## Start

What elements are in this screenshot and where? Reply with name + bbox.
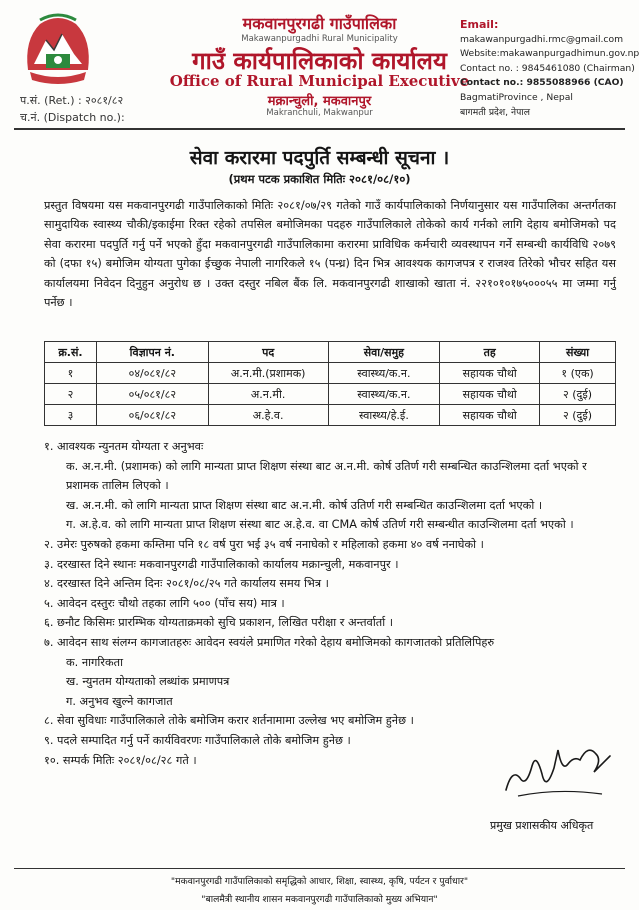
cell-serial: ३ <box>45 405 97 426</box>
province: BagmatiProvince , Nepal <box>460 91 573 103</box>
col-count: संख्या <box>540 342 616 363</box>
cell-advert-no: ०६/०८१/८२ <box>96 405 208 426</box>
table-row <box>45 384 616 405</box>
col-level: तह <box>440 342 540 363</box>
cell-count: २ (दुई) <box>540 384 616 405</box>
vacancy-table <box>44 341 616 426</box>
footer-divider <box>14 868 625 869</box>
signature-icon <box>498 738 618 810</box>
contact-cao: Contact no.: 9855088966 (CAO) <box>460 77 624 89</box>
col-post: पद <box>208 342 328 363</box>
table-row <box>45 405 616 426</box>
office-name-nepali: गाउँ कार्यपालिकाको कार्यालय <box>192 47 447 75</box>
item-qualification-a: क. अ.न.मी. (प्रशामक) को लागि मान्यता प्राप्त शिक्षण संस्था बाट अ.न.मी. कोर्ष उतिर्ण गरी सम्बन्धित काउन्शिलमा दर्ता भएको र प्रशामक तालिम लिएको । <box>66 459 587 493</box>
notice-title: सेवा करारमा पदपुर्ति सम्बन्धी सूचना । <box>189 147 450 169</box>
province-nepali: बागमती प्रदेश, नेपाल <box>460 106 530 118</box>
cell-level: सहायक चौथो <box>440 363 540 384</box>
cell-advert-no: ०४/०८१/८२ <box>96 363 208 384</box>
email-label: Email: <box>460 18 499 31</box>
office-name-english: Office of Rural Municipal Executive <box>169 72 470 90</box>
contact-chairman: Contact no. : 9845461080 (Chairman) <box>460 62 635 74</box>
cell-serial: १ <box>45 363 97 384</box>
item-fee: ५. आवेदन दस्तुरः चौथो तहका लागि ५०० (पाँच सय) मात्र । <box>44 596 285 610</box>
cell-service-group: स्वास्थ्य/क.न. <box>328 363 440 384</box>
requirements-list <box>44 437 616 770</box>
cell-serial: २ <box>45 384 97 405</box>
item-documents-c: ग. अनुभव खुल्ने कागजात <box>66 694 173 708</box>
item-qualification: १. आवश्यक न्युनतम योग्यता र अनुभवः <box>44 440 204 453</box>
item-qualification-b: ख. अ.न.मी. को लागि मान्यता प्राप्त शिक्षण संस्था बाट अ.न.मी. कोर्ष उतिर्ण गरी सम्बन्धित काउन्शिलमा दर्ता भएको । <box>66 498 543 512</box>
item-selection: ६. छनौट किसिमः प्रारम्भिक योग्यताक्रमको सुचि प्रकाशन, लिखित परीक्षा र अन्तर्वार्ता । <box>44 616 394 630</box>
website: Website:makawanpurgadhimun.gov.np <box>460 48 639 60</box>
cell-service-group: स्वास्थ्य/हे.ई. <box>328 405 440 426</box>
email-address: makawanpurgadhi.rmc@gmail.com <box>460 33 624 45</box>
item-facilities: ८. सेवा सुविधाः गाउँपालिकाले तोके बमोजिम करार शर्तनामामा उल्लेख भए बमोजिम हुनेछ । <box>44 714 414 728</box>
dispatch-number: च.नं. (Dispatch no.): <box>20 111 125 124</box>
cell-level: सहायक चौथो <box>440 384 540 405</box>
cell-post: अ.हे.व. <box>208 405 328 426</box>
item-deadline: ४. दरखास्त दिने अन्तिम दिनः २०८१/०८/२५ गते कार्यालय समय भित्र । <box>44 577 329 591</box>
col-service-group: सेवा/समुह <box>328 342 440 363</box>
cell-level: सहायक चौथो <box>440 405 540 426</box>
cell-post: अ.न.मी.(प्रशामक) <box>208 363 328 384</box>
cell-count: १ (एक) <box>540 363 616 384</box>
table-header-row <box>45 342 616 363</box>
header-divider <box>14 128 625 130</box>
item-qualification-c: ग. अ.हे.व. को लागि मान्यता प्राप्त शिक्षण संस्था बाट अ.हे.व. वा CMA कोर्ष उतिर्ण गरी सम्बन्धीत काउन्शिलमा दर्ता भएको । <box>66 518 574 532</box>
notice-paragraph: प्रस्तुत विषयमा यस मकवानपुरगढी गाउँपालिकाको मितिः २०८१/०७/२९ गतेको गाउँ कार्यपालिकाको निर्णयानुसार यस गाउँपालिका अन्तर्गतका सामुदायिक स्वास्थ्य चौकी/इकाईमा रिक्त रहेको तपसिल बमोजिमका पदहरु गाउँपालिकाले तोकेको कार्य गर्नको लागि देहाय बमोजिमको पद सेवा करारमा पदपुर्ति गर्नु पर्ने भएको हुँदा मकवानपुरगढी गाउँपालिकामा करारमा प्राविधिक कर्मचारी व्यवस्थापन गर्ने सम्बन्धी कार्यविधि २०७९ को (दफा १५) बमोजिम योग्यता पुगेका ईच्छुक नेपाली नागरिकले १५ (पन्ध्र) दिन भित्र आवश्यक कागजपत्र र राजश्व तिरेको भौचर सहित यस कार्यालयमा निवेदन दिनुहुन अनुरोध छ । उक्त दस्तुर नबिल बैंक लि. मकवानपुरगढी शाखाको खाता नं. २२१०१०१७५०००५५ मा जम्मा गर्नु पर्नेछ । <box>44 199 616 310</box>
contact-block <box>460 18 639 120</box>
notice-subtitle: (प्रथम पटक प्रकाशित मितिः २०८१/०८/१०) <box>228 172 411 186</box>
signature-title: प्रमुख प्रशासकीय अधिकृत <box>490 819 594 832</box>
item-age: २. उमेरः पुरुषको हकमा कम्तिमा पनि १८ वर्ष पुरा भई ३५ वर्ष ननाघेको र महिलाको हकमा ४० वर्ष ननाघेको । <box>44 537 484 551</box>
place-english: Makranchuli, Makwanpur <box>266 108 373 118</box>
org-name-nepali: मकवानपुरगढी गाउँपालिका <box>242 14 397 33</box>
item-documents-a: क. नागरिकता <box>66 655 124 669</box>
org-name-english: Makawanpurgadhi Rural Municipality <box>241 34 398 44</box>
footer-slogan-2: "बालमैत्री स्थानीय शासन मकवानपुरगढी गाउँपालिकाको मुख्य अभियान" <box>201 894 438 905</box>
item-place: ३. दरखास्त दिने स्थानः मकवानपुरगढी गाउँपालिकाको कार्यालय मक्रान्चुली, मकवानपुर । <box>44 557 399 571</box>
cell-post: अ.न.मी. <box>208 384 328 405</box>
footer-slogan-1: "मकवानपुरगढी गाउँपालिकाको समृद्धिको आधार, शिक्षा, स्वास्थ्य, कृषि, पर्यटन र पुर्वाधार" <box>170 876 469 887</box>
place-nepali: मक्रान्चुली, मकवानपुर <box>267 94 372 109</box>
item-documents: ७. आवेदन साथ संलग्न कागजातहरुः आवेदन स्वयंले प्रमाणित गरेको देहाय बमोजिमको कागजातको प्रतिलिपिहरु <box>44 635 495 649</box>
col-advert-no: विज्ञापन नं. <box>96 342 208 363</box>
item-documents-b: ख. न्युनतम योग्यताको लब्धांक प्रमाणपत्र <box>66 675 230 689</box>
reference-number: प.सं. (Ret.) : २०८१/८२ <box>20 94 124 107</box>
cell-service-group: स्वास्थ्य/क.न. <box>328 384 440 405</box>
table-row <box>45 363 616 384</box>
cell-count: २ (दुई) <box>540 405 616 426</box>
item-job-description: ९. पदले सम्पादित गर्नु पर्ने कार्यविवरणः गाउँपालिकाले तोके बमोजिम हुनेछ । <box>44 733 351 747</box>
col-serial: क्र.सं. <box>45 342 97 363</box>
cell-advert-no: ०५/०८१/८२ <box>96 384 208 405</box>
item-contact-date: १०. सम्पर्क मितिः २०८१/०८/२८ गते । <box>44 753 197 767</box>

## End

_Given task_
Copy the data above, substituting "screen capture" for "screenshot" and keeping everything else the same. Omit the pictures.

_Task response_
What elements are in this screen capture and where? Reply with name + bbox.
cell-serial: ३ <box>45 405 97 426</box>
province: BagmatiProvince , Nepal <box>460 91 573 103</box>
col-count: संख्या <box>540 342 616 363</box>
cell-advert-no: ०६/०८१/८२ <box>96 405 208 426</box>
table-row <box>45 384 616 405</box>
col-level: तह <box>440 342 540 363</box>
cell-count: २ (दुई) <box>540 384 616 405</box>
vacancy-table <box>44 341 616 426</box>
footer-divider <box>14 868 625 869</box>
signature-icon <box>498 738 618 810</box>
contact-cao: Contact no.: 9855088966 (CAO) <box>460 77 624 89</box>
col-post: पद <box>208 342 328 363</box>
table-row <box>45 405 616 426</box>
office-name-nepali: गाउँ कार्यपालिकाको कार्यालय <box>192 47 447 75</box>
item-qualification-a: क. अ.न.मी. (प्रशामक) को लागि मान्यता प्राप्त शिक्षण संस्था बाट अ.न.मी. कोर्ष उतिर्ण गरी सम्बन्धित काउन्शिलमा दर्ता भएको र प्रशामक तालिम लिएको । <box>66 459 587 493</box>
notice-title: सेवा करारमा पदपुर्ति सम्बन्धी सूचना । <box>189 147 450 169</box>
province-nepali: बागमती प्रदेश, नेपाल <box>460 106 530 118</box>
cell-level: सहायक चौथो <box>440 363 540 384</box>
cell-advert-no: ०४/०८१/८२ <box>96 363 208 384</box>
email-label: Email: <box>460 18 499 31</box>
office-name-english: Office of Rural Municipal Executive <box>169 72 470 90</box>
contact-chairman: Contact no. : 9845461080 (Chairman) <box>460 62 635 74</box>
cell-serial: १ <box>45 363 97 384</box>
item-fee: ५. आवेदन दस्तुरः चौथो तहका लागि ५०० (पाँच सय) मात्र । <box>44 596 285 610</box>
cell-service-group: स्वास्थ्य/क.न. <box>328 363 440 384</box>
requirements-list <box>44 437 616 770</box>
cell-serial: २ <box>45 384 97 405</box>
item-documents-c: ग. अनुभव खुल्ने कागजात <box>66 694 173 708</box>
item-qualification: १. आवश्यक न्युनतम योग्यता र अनुभवः <box>44 440 204 453</box>
item-qualification-b: ख. अ.न.मी. को लागि मान्यता प्राप्त शिक्षण संस्था बाट अ.न.मी. कोर्ष उतिर्ण गरी सम्बन्धित काउन्शिलमा दर्ता भएको । <box>66 498 543 512</box>
item-selection: ६. छनौट किसिमः प्रारम्भिक योग्यताक्रमको सुचि प्रकाशन, लिखित परीक्षा र अन्तर्वार्ता । <box>44 616 394 630</box>
website: Website:makawanpurgadhimun.gov.np <box>460 48 639 60</box>
cell-service-group: स्वास्थ्य/हे.ई. <box>328 405 440 426</box>
email-address: makawanpurgadhi.rmc@gmail.com <box>460 33 624 45</box>
item-facilities: ८. सेवा सुविधाः गाउँपालिकाले तोके बमोजिम करार शर्तनामामा उल्लेख भए बमोजिम हुनेछ । <box>44 714 414 728</box>
dispatch-number: च.नं. (Dispatch no.): <box>20 111 125 124</box>
cell-level: सहायक चौथो <box>440 384 540 405</box>
cell-post: अ.हे.व. <box>208 405 328 426</box>
item-deadline: ४. दरखास्त दिने अन्तिम दिनः २०८१/०८/२५ गते कार्यालय समय भित्र । <box>44 577 329 591</box>
col-service-group: सेवा/समुह <box>328 342 440 363</box>
cell-level: सहायक चौथो <box>440 405 540 426</box>
cell-post: अ.न.मी.(प्रशामक) <box>208 363 328 384</box>
cell-count: १ (एक) <box>540 363 616 384</box>
table-header-row <box>45 342 616 363</box>
header-divider <box>14 128 625 130</box>
item-qualification-c: ग. अ.हे.व. को लागि मान्यता प्राप्त शिक्षण संस्था बाट अ.हे.व. वा CMA कोर्ष उतिर्ण गरी सम्बन्धीत काउन्शिलमा दर्ता भएको । <box>66 518 574 532</box>
notice-paragraph: प्रस्तुत विषयमा यस मकवानपुरगढी गाउँपालिकाको मितिः २०८१/०७/२९ गतेको गाउँ कार्यपालिकाको निर्णयानुसार यस गाउँपालिका अन्तर्गतका सामुदायिक स्वास्थ्य चौकी/इकाईमा रिक्त रहेको तपसिल बमोजिमका पदहरु गाउँपालिकाले तोकेको कार्य गर्नको लागि देहाय बमोजिमको पद सेवा करारमा पदपुर्ति गर्नु पर्ने भएको हुँदा मकवानपुरगढी गाउँपालिकामा करारमा प्राविधिक कर्मचारी व्यवस्थापन गर्ने सम्बन्धी कार्यविधि २०७९ को (दफा १५) बमोजिम योग्यता पुगेका ईच्छुक नेपाली नागरिकले १५ (पन्ध्र) दिन भित्र आवश्यक कागजपत्र र राजश्व तिरेको भौचर सहित यस कार्यालयमा निवेदन दिनुहुन अनुरोध छ । उक्त दस्तुर नबिल बैंक लि. मकवानपुरगढी शाखाको खाता नं. २२१०१०१७५०००५५ मा जम्मा गर्नु पर्नेछ । <box>44 199 616 310</box>
contact-block <box>460 18 639 120</box>
notice-subtitle: (प्रथम पटक प्रकाशित मितिः २०८१/०८/१०) <box>228 172 411 186</box>
signature-title: प्रमुख प्रशासकीय अधिकृत <box>490 819 594 832</box>
item-age: २. उमेरः पुरुषको हकमा कम्तिमा पनि १८ वर्ष पुरा भई ३५ वर्ष ननाघेको र महिलाको हकमा ४० वर्ष ननाघेको । <box>44 537 484 551</box>
place-english: Makranchuli, Makwanpur <box>266 108 373 118</box>
org-name-nepali: मकवानपुरगढी गाउँपालिका <box>242 14 397 33</box>
item-documents-a: क. नागरिकता <box>66 655 124 669</box>
org-name-english: Makawanpurgadhi Rural Municipality <box>241 34 398 44</box>
footer-slogan-2: "बालमैत्री स्थानीय शासन मकवानपुरगढी गाउँपालिकाको मुख्य अभियान" <box>201 894 438 905</box>
item-place: ३. दरखास्त दिने स्थानः मकवानपुरगढी गाउँपालिकाको कार्यालय मक्रान्चुली, मकवानपुर । <box>44 557 399 571</box>
cell-post: अ.न.मी. <box>208 384 328 405</box>
footer-slogan-1: "मकवानपुरगढी गाउँपालिकाको समृद्धिको आधार, शिक्षा, स्वास्थ्य, कृषि, पर्यटन र पुर्वाधार" <box>170 876 469 887</box>
place-nepali: मक्रान्चुली, मकवानपुर <box>267 94 372 109</box>
item-documents: ७. आवेदन साथ संलग्न कागजातहरुः आवेदन स्वयंले प्रमाणित गरेको देहाय बमोजिमको कागजातको प्रतिलिपिहरु <box>44 635 495 649</box>
col-advert-no: विज्ञापन नं. <box>96 342 208 363</box>
item-documents-b: ख. न्युनतम योग्यताको लब्धांक प्रमाणपत्र <box>66 675 230 689</box>
reference-number: प.सं. (Ret.) : २०८१/८२ <box>20 94 124 107</box>
cell-service-group: स्वास्थ्य/क.न. <box>328 384 440 405</box>
table-row <box>45 363 616 384</box>
cell-count: २ (दुई) <box>540 405 616 426</box>
item-job-description: ९. पदले सम्पादित गर्नु पर्ने कार्यविवरणः गाउँपालिकाले तोके बमोजिम हुनेछ । <box>44 733 351 747</box>
col-serial: क्र.सं. <box>45 342 97 363</box>
cell-advert-no: ०५/०८१/८२ <box>96 384 208 405</box>
item-contact-date: १०. सम्पर्क मितिः २०८१/०८/२८ गते । <box>44 753 197 767</box>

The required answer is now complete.